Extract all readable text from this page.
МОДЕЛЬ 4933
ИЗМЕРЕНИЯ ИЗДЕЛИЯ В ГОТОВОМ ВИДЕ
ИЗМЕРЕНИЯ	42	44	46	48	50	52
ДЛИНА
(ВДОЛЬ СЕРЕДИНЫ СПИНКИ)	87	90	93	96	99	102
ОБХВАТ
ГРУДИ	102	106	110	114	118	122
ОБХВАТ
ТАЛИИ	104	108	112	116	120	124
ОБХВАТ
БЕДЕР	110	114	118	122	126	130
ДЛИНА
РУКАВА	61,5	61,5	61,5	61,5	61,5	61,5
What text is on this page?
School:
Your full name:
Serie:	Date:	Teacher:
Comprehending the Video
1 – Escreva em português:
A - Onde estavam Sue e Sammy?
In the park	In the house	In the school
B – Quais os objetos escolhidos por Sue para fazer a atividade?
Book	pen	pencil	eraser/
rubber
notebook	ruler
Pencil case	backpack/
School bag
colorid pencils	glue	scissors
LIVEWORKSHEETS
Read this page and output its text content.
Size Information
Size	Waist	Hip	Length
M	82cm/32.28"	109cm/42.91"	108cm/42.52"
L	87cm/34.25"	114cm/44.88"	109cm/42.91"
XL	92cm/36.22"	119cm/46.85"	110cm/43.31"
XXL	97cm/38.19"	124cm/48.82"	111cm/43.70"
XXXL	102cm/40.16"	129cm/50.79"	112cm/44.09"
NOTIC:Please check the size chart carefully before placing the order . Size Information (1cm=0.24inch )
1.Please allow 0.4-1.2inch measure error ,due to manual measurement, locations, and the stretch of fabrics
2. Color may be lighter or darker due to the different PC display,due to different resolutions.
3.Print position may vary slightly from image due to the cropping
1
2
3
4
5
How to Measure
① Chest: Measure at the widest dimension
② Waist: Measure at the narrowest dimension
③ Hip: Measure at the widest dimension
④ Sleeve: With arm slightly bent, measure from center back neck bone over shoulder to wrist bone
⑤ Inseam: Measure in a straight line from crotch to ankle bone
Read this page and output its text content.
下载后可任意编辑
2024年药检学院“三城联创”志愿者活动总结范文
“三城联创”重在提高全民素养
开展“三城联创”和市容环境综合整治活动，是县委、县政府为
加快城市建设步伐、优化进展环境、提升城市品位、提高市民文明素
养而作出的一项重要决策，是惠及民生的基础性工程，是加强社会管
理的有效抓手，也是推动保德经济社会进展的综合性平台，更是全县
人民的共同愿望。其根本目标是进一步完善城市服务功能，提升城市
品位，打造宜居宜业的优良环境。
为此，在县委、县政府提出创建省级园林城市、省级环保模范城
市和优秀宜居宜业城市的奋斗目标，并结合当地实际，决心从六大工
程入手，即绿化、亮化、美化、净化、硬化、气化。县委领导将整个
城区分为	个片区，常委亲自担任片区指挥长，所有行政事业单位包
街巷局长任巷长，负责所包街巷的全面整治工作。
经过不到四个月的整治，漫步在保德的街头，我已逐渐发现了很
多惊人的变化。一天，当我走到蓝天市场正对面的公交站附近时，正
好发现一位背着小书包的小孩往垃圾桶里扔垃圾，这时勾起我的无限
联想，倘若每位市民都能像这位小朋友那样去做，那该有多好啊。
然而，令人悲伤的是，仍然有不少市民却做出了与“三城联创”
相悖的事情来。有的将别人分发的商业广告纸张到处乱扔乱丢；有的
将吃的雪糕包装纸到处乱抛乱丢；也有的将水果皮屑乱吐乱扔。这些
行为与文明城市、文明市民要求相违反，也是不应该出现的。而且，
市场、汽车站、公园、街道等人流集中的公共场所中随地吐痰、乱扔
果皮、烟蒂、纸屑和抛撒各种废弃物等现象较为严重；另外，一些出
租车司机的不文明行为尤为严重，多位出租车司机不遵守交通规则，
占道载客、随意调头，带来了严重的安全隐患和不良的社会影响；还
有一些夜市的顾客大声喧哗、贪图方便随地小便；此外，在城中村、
******
Say how many lines contain "dimension", and give nothing but that number.

3